Retype the listing that follows, word for word.

--- START OF DATA IN THIS EXERCISE ---

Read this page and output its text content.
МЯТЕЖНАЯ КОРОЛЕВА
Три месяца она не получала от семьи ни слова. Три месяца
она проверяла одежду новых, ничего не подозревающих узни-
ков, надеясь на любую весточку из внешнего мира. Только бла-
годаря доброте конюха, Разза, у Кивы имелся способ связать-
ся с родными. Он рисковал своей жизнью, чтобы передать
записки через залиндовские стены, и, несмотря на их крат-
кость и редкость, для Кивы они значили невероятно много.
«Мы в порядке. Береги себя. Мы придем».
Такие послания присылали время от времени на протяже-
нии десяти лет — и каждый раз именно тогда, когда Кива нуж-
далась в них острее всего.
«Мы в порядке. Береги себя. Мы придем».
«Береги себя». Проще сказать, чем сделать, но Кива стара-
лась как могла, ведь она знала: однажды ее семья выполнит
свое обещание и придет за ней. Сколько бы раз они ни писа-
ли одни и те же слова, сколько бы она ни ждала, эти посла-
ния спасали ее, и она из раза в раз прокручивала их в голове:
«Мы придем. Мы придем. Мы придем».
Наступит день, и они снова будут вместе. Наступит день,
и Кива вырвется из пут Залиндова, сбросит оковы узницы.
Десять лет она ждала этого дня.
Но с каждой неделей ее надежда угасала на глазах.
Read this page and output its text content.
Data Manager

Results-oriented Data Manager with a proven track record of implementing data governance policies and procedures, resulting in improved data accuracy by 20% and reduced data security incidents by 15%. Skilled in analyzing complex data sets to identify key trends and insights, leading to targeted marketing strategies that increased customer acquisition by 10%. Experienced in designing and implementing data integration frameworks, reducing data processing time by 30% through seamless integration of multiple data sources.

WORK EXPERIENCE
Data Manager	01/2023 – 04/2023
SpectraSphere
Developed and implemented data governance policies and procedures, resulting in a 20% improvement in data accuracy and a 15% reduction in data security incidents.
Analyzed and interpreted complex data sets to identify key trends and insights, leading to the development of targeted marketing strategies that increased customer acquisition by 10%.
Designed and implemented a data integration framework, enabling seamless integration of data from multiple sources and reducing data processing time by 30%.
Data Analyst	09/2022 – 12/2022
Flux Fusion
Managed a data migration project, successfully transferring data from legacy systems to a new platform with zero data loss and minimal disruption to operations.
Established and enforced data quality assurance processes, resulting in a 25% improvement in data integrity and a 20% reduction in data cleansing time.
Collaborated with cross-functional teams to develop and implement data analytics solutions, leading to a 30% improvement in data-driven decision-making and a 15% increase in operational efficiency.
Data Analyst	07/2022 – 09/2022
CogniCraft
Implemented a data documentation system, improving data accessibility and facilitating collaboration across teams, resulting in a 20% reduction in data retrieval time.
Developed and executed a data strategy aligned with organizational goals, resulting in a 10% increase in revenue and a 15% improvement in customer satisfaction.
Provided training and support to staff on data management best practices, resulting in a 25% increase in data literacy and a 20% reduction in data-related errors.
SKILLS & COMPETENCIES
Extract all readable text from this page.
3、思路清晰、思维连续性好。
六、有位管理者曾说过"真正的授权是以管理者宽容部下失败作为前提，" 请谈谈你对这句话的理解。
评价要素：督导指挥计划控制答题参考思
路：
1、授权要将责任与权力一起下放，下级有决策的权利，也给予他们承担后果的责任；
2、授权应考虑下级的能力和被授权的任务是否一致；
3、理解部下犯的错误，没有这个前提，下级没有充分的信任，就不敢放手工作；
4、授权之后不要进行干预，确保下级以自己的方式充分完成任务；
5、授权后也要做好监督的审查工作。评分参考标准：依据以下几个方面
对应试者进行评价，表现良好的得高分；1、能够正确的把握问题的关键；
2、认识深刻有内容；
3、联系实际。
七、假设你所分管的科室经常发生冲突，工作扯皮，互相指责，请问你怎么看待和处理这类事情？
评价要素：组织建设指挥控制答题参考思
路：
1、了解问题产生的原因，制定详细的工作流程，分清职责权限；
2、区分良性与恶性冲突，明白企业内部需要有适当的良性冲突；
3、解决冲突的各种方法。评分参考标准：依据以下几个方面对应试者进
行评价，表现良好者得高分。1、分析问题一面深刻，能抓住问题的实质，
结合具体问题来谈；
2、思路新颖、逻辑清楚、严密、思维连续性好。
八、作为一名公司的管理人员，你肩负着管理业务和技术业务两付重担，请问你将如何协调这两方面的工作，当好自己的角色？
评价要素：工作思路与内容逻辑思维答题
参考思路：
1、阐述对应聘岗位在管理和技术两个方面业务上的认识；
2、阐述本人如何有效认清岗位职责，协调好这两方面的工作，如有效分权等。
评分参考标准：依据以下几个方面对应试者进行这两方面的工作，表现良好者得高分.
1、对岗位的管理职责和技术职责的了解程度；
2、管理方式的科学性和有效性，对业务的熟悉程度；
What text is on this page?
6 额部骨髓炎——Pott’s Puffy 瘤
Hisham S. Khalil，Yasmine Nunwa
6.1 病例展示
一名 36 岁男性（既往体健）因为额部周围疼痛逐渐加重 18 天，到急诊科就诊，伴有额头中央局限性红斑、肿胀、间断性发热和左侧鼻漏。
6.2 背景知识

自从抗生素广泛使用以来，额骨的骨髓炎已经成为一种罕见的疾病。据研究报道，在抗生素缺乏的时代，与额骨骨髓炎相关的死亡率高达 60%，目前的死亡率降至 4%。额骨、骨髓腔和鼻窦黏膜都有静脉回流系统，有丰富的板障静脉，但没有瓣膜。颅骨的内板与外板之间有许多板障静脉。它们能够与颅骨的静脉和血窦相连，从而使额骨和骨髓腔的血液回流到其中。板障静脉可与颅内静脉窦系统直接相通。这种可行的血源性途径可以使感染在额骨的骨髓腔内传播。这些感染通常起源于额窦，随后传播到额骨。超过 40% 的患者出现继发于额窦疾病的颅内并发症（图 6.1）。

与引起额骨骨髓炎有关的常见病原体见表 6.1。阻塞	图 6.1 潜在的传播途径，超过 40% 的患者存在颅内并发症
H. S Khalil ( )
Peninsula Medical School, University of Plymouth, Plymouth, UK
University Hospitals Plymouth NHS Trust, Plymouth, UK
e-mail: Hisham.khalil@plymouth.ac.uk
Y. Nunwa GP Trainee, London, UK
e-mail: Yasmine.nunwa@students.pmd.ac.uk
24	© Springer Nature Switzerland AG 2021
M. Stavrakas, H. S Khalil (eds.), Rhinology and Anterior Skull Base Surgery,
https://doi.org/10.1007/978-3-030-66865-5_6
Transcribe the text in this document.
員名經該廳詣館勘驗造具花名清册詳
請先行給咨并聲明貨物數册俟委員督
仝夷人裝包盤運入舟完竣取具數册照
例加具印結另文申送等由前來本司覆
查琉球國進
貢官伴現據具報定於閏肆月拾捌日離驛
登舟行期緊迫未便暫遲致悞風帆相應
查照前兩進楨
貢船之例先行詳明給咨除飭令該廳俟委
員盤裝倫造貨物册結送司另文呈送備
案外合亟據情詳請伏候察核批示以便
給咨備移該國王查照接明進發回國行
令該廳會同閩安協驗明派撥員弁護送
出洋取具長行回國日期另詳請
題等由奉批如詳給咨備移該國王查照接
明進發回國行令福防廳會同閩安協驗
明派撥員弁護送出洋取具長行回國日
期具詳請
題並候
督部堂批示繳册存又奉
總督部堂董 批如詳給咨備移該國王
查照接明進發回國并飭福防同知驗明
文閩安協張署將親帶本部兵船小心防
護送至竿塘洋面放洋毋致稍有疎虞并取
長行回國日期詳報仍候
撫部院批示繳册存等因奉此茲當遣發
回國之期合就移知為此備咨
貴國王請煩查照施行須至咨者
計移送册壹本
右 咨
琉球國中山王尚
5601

--- END OF DATA IN THIS EXERCISE ---

RESPONSE:
Read this page and output its text content.
МЯТЕЖНАЯ КОРОЛЕВА
Три месяца она не получала от семьи ни слова. Три месяца
она проверяла одежду новых, ничего не подозревающих узни-
ков, надеясь на любую весточку из внешнего мира. Только бла-
годаря доброте конюха, Разза, у Кивы имелся способ связать-
ся с родными. Он рисковал своей жизнью, чтобы передать
записки через залиндовские стены, и, несмотря на их крат-
кость и редкость, для Кивы они значили невероятно много.
«Мы в порядке. Береги себя. Мы придем».
Такие послания присылали время от времени на протяже-
нии десяти лет — и каждый раз именно тогда, когда Кива нуж-
далась в них острее всего.
«Мы в порядке. Береги себя. Мы придем».
«Береги себя». Проще сказать, чем сделать, но Кива стара-
лась как могла, ведь она знала: однажды ее семья выполнит
свое обещание и придет за ней. Сколько бы раз они ни писа-
ли одни и те же слова, сколько бы она ни ждала, эти посла-
ния спасали ее, и она из раза в раз прокручивала их в голове:
«Мы придем. Мы придем. Мы придем».
Наступит день, и они снова будут вместе. Наступит день,
и Кива вырвется из пут Залиндова, сбросит оковы узницы.
Десять лет она ждала этого дня.
Но с каждой неделей ее надежда угасала на глазах.
Read this page and output its text content.
Data Manager

Results-oriented Data Manager with a proven track record of implementing data governance policies and procedures, resulting in improved data accuracy by 20% and reduced data security incidents by 15%. Skilled in analyzing complex data sets to identify key trends and insights, leading to targeted marketing strategies that increased customer acquisition by 10%. Experienced in designing and implementing data integration frameworks, reducing data processing time by 30% through seamless integration of multiple data sources.

WORK EXPERIENCE
Data Manager	01/2023 – 04/2023
SpectraSphere
Developed and implemented data governance policies and procedures, resulting in a 20% improvement in data accuracy and a 15% reduction in data security incidents.
Analyzed and interpreted complex data sets to identify key trends and insights, leading to the development of targeted marketing strategies that increased customer acquisition by 10%.
Designed and implemented a data integration framework, enabling seamless integration of data from multiple sources and reducing data processing time by 30%.
Data Analyst	09/2022 – 12/2022
Flux Fusion
Managed a data migration project, successfully transferring data from legacy systems to a new platform with zero data loss and minimal disruption to operations.
Established and enforced data quality assurance processes, resulting in a 25% improvement in data integrity and a 20% reduction in data cleansing time.
Collaborated with cross-functional teams to develop and implement data analytics solutions, leading to a 30% improvement in data-driven decision-making and a 15% increase in operational efficiency.
Data Analyst	07/2022 – 09/2022
CogniCraft
Implemented a data documentation system, improving data accessibility and facilitating collaboration across teams, resulting in a 20% reduction in data retrieval time.
Developed and executed a data strategy aligned with organizational goals, resulting in a 10% increase in revenue and a 15% improvement in customer satisfaction.
Provided training and support to staff on data management best practices, resulting in a 25% increase in data literacy and a 20% reduction in data-related errors.
SKILLS & COMPETENCIES
Extract all readable text from this page.
3、思路清晰、思维连续性好。
六、有位管理者曾说过"真正的授权是以管理者宽容部下失败作为前提，" 请谈谈你对这句话的理解。
评价要素：督导指挥计划控制答题参考思
路：
1、授权要将责任与权力一起下放，下级有决策的权利，也给予他们承担后果的责任；
2、授权应考虑下级的能力和被授权的任务是否一致；
3、理解部下犯的错误，没有这个前提，下级没有充分的信任，就不敢放手工作；
4、授权之后不要进行干预，确保下级以自己的方式充分完成任务；
5、授权后也要做好监督的审查工作。评分参考标准：依据以下几个方面
对应试者进行评价，表现良好的得高分；1、能够正确的把握问题的关键；
2、认识深刻有内容；
3、联系实际。
七、假设你所分管的科室经常发生冲突，工作扯皮，互相指责，请问你怎么看待和处理这类事情？
评价要素：组织建设指挥控制答题参考思
路：
1、了解问题产生的原因，制定详细的工作流程，分清职责权限；
2、区分良性与恶性冲突，明白企业内部需要有适当的良性冲突；
3、解决冲突的各种方法。评分参考标准：依据以下几个方面对应试者进
行评价，表现良好者得高分。1、分析问题一面深刻，能抓住问题的实质，
结合具体问题来谈；
2、思路新颖、逻辑清楚、严密、思维连续性好。
八、作为一名公司的管理人员，你肩负着管理业务和技术业务两付重担，请问你将如何协调这两方面的工作，当好自己的角色？
评价要素：工作思路与内容逻辑思维答题
参考思路：
1、阐述对应聘岗位在管理和技术两个方面业务上的认识；
2、阐述本人如何有效认清岗位职责，协调好这两方面的工作，如有效分权等。
评分参考标准：依据以下几个方面对应试者进行这两方面的工作，表现良好者得高分.
1、对岗位的管理职责和技术职责的了解程度；
2、管理方式的科学性和有效性，对业务的熟悉程度；
What text is on this page?
6 额部骨髓炎——Pott’s Puffy 瘤
Hisham S. Khalil，Yasmine Nunwa
6.1 病例展示
一名 36 岁男性（既往体健）因为额部周围疼痛逐渐加重 18 天，到急诊科就诊，伴有额头中央局限性红斑、肿胀、间断性发热和左侧鼻漏。
6.2 背景知识

自从抗生素广泛使用以来，额骨的骨髓炎已经成为一种罕见的疾病。据研究报道，在抗生素缺乏的时代，与额骨骨髓炎相关的死亡率高达 60%，目前的死亡率降至 4%。额骨、骨髓腔和鼻窦黏膜都有静脉回流系统，有丰富的板障静脉，但没有瓣膜。颅骨的内板与外板之间有许多板障静脉。它们能够与颅骨的静脉和血窦相连，从而使额骨和骨髓腔的血液回流到其中。板障静脉可与颅内静脉窦系统直接相通。这种可行的血源性途径可以使感染在额骨的骨髓腔内传播。这些感染通常起源于额窦，随后传播到额骨。超过 40% 的患者出现继发于额窦疾病的颅内并发症（图 6.1）。

与引起额骨骨髓炎有关的常见病原体见表 6.1。阻塞	图 6.1 潜在的传播途径，超过 40% 的患者存在颅内并发症
H. S Khalil ( )
Peninsula Medical School, University of Plymouth, Plymouth, UK
University Hospitals Plymouth NHS Trust, Plymouth, UK
e-mail: Hisham.khalil@plymouth.ac.uk
Y. Nunwa GP Trainee, London, UK
e-mail: Yasmine.nunwa@students.pmd.ac.uk
24	© Springer Nature Switzerland AG 2021
M. Stavrakas, H. S Khalil (eds.), Rhinology and Anterior Skull Base Surgery,
https://doi.org/10.1007/978-3-030-66865-5_6
Transcribe the text in this document.
員名經該廳詣館勘驗造具花名清册詳
請先行給咨并聲明貨物數册俟委員督
仝夷人裝包盤運入舟完竣取具數册照
例加具印結另文申送等由前來本司覆
查琉球國進
貢官伴現據具報定於閏肆月拾捌日離驛
登舟行期緊迫未便暫遲致悞風帆相應
查照前兩進楨
貢船之例先行詳明給咨除飭令該廳俟委
員盤裝倫造貨物册結送司另文呈送備
案外合亟據情詳請伏候察核批示以便
給咨備移該國王查照接明進發回國行
令該廳會同閩安協驗明派撥員弁護送
出洋取具長行回國日期另詳請
題等由奉批如詳給咨備移該國王查照接
明進發回國行令福防廳會同閩安協驗
明派撥員弁護送出洋取具長行回國日
期具詳請
題並候
督部堂批示繳册存又奉
總督部堂董 批如詳給咨備移該國王
查照接明進發回國并飭福防同知驗明
文閩安協張署將親帶本部兵船小心防
護送至竿塘洋面放洋毋致稍有疎虞并取
長行回國日期詳報仍候
撫部院批示繳册存等因奉此茲當遣發
回國之期合就移知為此備咨
貴國王請煩查照施行須至咨者
計移送册壹本
右 咨
琉球國中山王尚
5601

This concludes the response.